EXERCISE PROMPT:
Repeat the material verbatim and drop the pictures.

THE DATA:
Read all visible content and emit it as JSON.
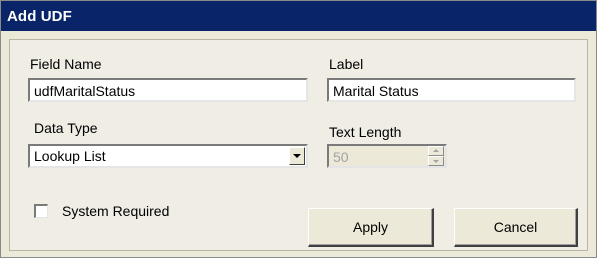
{
  "window": {
    "title": "Add UDF"
  },
  "form": {
    "field_name": {
      "label": "Field Name",
      "value": "udfMaritalStatus"
    },
    "label_field": {
      "label": "Label",
      "value": "Marital Status"
    },
    "data_type": {
      "label": "Data Type",
      "value": "Lookup List"
    },
    "text_length": {
      "label": "Text Length",
      "value": "50",
      "disabled": true
    },
    "system_required": {
      "label": "System Required",
      "checked": false
    }
  },
  "buttons": {
    "apply_label": "Apply",
    "cancel_label": "Cancel"
  },
  "icons": {
    "dropdown": "chevron-down-icon",
    "spinner_up": "triangle-up-icon",
    "spinner_down": "triangle-down-icon"
  },
  "colors": {
    "titlebar": "#0a246a",
    "dialog_bg": "#ece9d8",
    "panel_bg": "#efede4"
  }
}
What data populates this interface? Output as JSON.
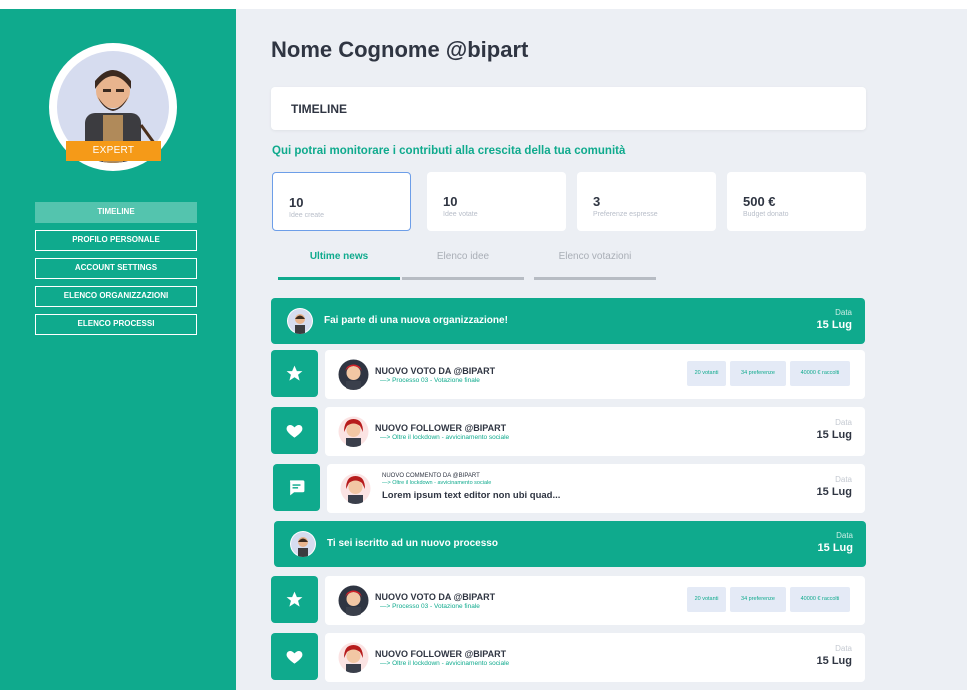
{
  "profile": {
    "badge": "EXPERT"
  },
  "sidebar": {
    "items": [
      {
        "label": "TIMELINE"
      },
      {
        "label": "PROFILO PERSONALE"
      },
      {
        "label": "ACCOUNT SETTINGS"
      },
      {
        "label": "ELENCO ORGANIZZAZIONI"
      },
      {
        "label": "ELENCO PROCESSI"
      }
    ]
  },
  "header": {
    "title": "Nome Cognome @bipart"
  },
  "timeline_card": {
    "label": "TIMELINE"
  },
  "subtitle": "Qui potrai monitorare i contributi alla crescita della tua comunità",
  "stats": [
    {
      "value": "10",
      "label": "Idee create"
    },
    {
      "value": "10",
      "label": "Idee votate"
    },
    {
      "value": "3",
      "label": "Preferenze espresse"
    },
    {
      "value": "500 €",
      "label": "Budget donato"
    }
  ],
  "tabs": [
    {
      "label": "Ultime news"
    },
    {
      "label": "Elenco idee"
    },
    {
      "label": "Elenco votazioni"
    }
  ],
  "feed": {
    "banner1": {
      "text": "Fai parte di una nuova organizzazione!",
      "date_label": "Data",
      "date": "15 Lug"
    },
    "vote1": {
      "title": "NUOVO VOTO DA @BIPART",
      "sub": "—> Processo 03 - Votazione finale",
      "chips": [
        "20 votanti",
        "34 preferenze",
        "40000 € raccolti"
      ]
    },
    "follow1": {
      "title": "NUOVO FOLLOWER @BIPART",
      "sub": "—> Oltre il lockdown - avvicinamento sociale",
      "date_label": "Data",
      "date": "15 Lug"
    },
    "comment1": {
      "title": "NUOVO COMMENTO DA @BIPART",
      "sub": "—> Oltre il lockdown - avvicinamento sociale",
      "body": "Lorem ipsum text editor non ubi quad...",
      "date_label": "Data",
      "date": "15 Lug"
    },
    "banner2": {
      "text": "Ti sei iscritto ad un nuovo processo",
      "date_label": "Data",
      "date": "15 Lug"
    },
    "vote2": {
      "title": "NUOVO VOTO DA @BIPART",
      "sub": "—> Processo 03 - Votazione finale",
      "chips": [
        "20 votanti",
        "34 preferenze",
        "40000 € raccolti"
      ]
    },
    "follow2": {
      "title": "NUOVO FOLLOWER @BIPART",
      "sub": "—> Oltre il lockdown - avvicinamento sociale",
      "date_label": "Data",
      "date": "15 Lug"
    }
  },
  "colors": {
    "primary": "#0faa8d",
    "badge": "#f59a18",
    "background": "#eceff4"
  },
  "icons": [
    "star-icon",
    "heart-icon",
    "comment-icon",
    "avatar-icon"
  ]
}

RIGHT ANSWER:
Read all visible content and emit it as JSON.
{
  "window": {
    "title": "Add UDF"
  },
  "form": {
    "field_name": {
      "label": "Field Name",
      "value": "udfMaritalStatus"
    },
    "label_field": {
      "label": "Label",
      "value": "Marital Status"
    },
    "data_type": {
      "label": "Data Type",
      "value": "Lookup List"
    },
    "text_length": {
      "label": "Text Length",
      "value": "50",
      "disabled": true
    },
    "system_required": {
      "label": "System Required",
      "checked": false
    }
  },
  "buttons": {
    "apply_label": "Apply",
    "cancel_label": "Cancel"
  },
  "icons": {
    "dropdown": "chevron-down-icon",
    "spinner_up": "triangle-up-icon",
    "spinner_down": "triangle-down-icon"
  },
  "colors": {
    "titlebar": "#0a246a",
    "dialog_bg": "#ece9d8",
    "panel_bg": "#efede4"
  }
}
What data populates this interface? Output as JSON.
{
  "profile": {
    "badge": "EXPERT"
  },
  "sidebar": {
    "items": [
      {
        "label": "TIMELINE"
      },
      {
        "label": "PROFILO PERSONALE"
      },
      {
        "label": "ACCOUNT SETTINGS"
      },
      {
        "label": "ELENCO ORGANIZZAZIONI"
      },
      {
        "label": "ELENCO PROCESSI"
      }
    ]
  },
  "header": {
    "title": "Nome Cognome @bipart"
  },
  "timeline_card": {
    "label": "TIMELINE"
  },
  "subtitle": "Qui potrai monitorare i contributi alla crescita della tua comunità",
  "stats": [
    {
      "value": "10",
      "label": "Idee create"
    },
    {
      "value": "10",
      "label": "Idee votate"
    },
    {
      "value": "3",
      "label": "Preferenze espresse"
    },
    {
      "value": "500 €",
      "label": "Budget donato"
    }
  ],
  "tabs": [
    {
      "label": "Ultime news"
    },
    {
      "label": "Elenco idee"
    },
    {
      "label": "Elenco votazioni"
    }
  ],
  "feed": {
    "banner1": {
      "text": "Fai parte di una nuova organizzazione!",
      "date_label": "Data",
      "date": "15 Lug"
    },
    "vote1": {
      "title": "NUOVO VOTO DA @BIPART",
      "sub": "—> Processo 03 - Votazione finale",
      "chips": [
        "20 votanti",
        "34 preferenze",
        "40000 € raccolti"
      ]
    },
    "follow1": {
      "title": "NUOVO FOLLOWER @BIPART",
      "sub": "—> Oltre il lockdown - avvicinamento sociale",
      "date_label": "Data",
      "date": "15 Lug"
    },
    "comment1": {
      "title": "NUOVO COMMENTO DA @BIPART",
      "sub": "—> Oltre il lockdown - avvicinamento sociale",
      "body": "Lorem ipsum text editor non ubi quad...",
      "date_label": "Data",
      "date": "15 Lug"
    },
    "banner2": {
      "text": "Ti sei iscritto ad un nuovo processo",
      "date_label": "Data",
      "date": "15 Lug"
    },
    "vote2": {
      "title": "NUOVO VOTO DA @BIPART",
      "sub": "—> Processo 03 - Votazione finale",
      "chips": [
        "20 votanti",
        "34 preferenze",
        "40000 € raccolti"
      ]
    },
    "follow2": {
      "title": "NUOVO FOLLOWER @BIPART",
      "sub": "—> Oltre il lockdown - avvicinamento sociale",
      "date_label": "Data",
      "date": "15 Lug"
    }
  },
  "colors": {
    "primary": "#0faa8d",
    "badge": "#f59a18",
    "background": "#eceff4"
  },
  "icons": [
    "star-icon",
    "heart-icon",
    "comment-icon",
    "avatar-icon"
  ]
}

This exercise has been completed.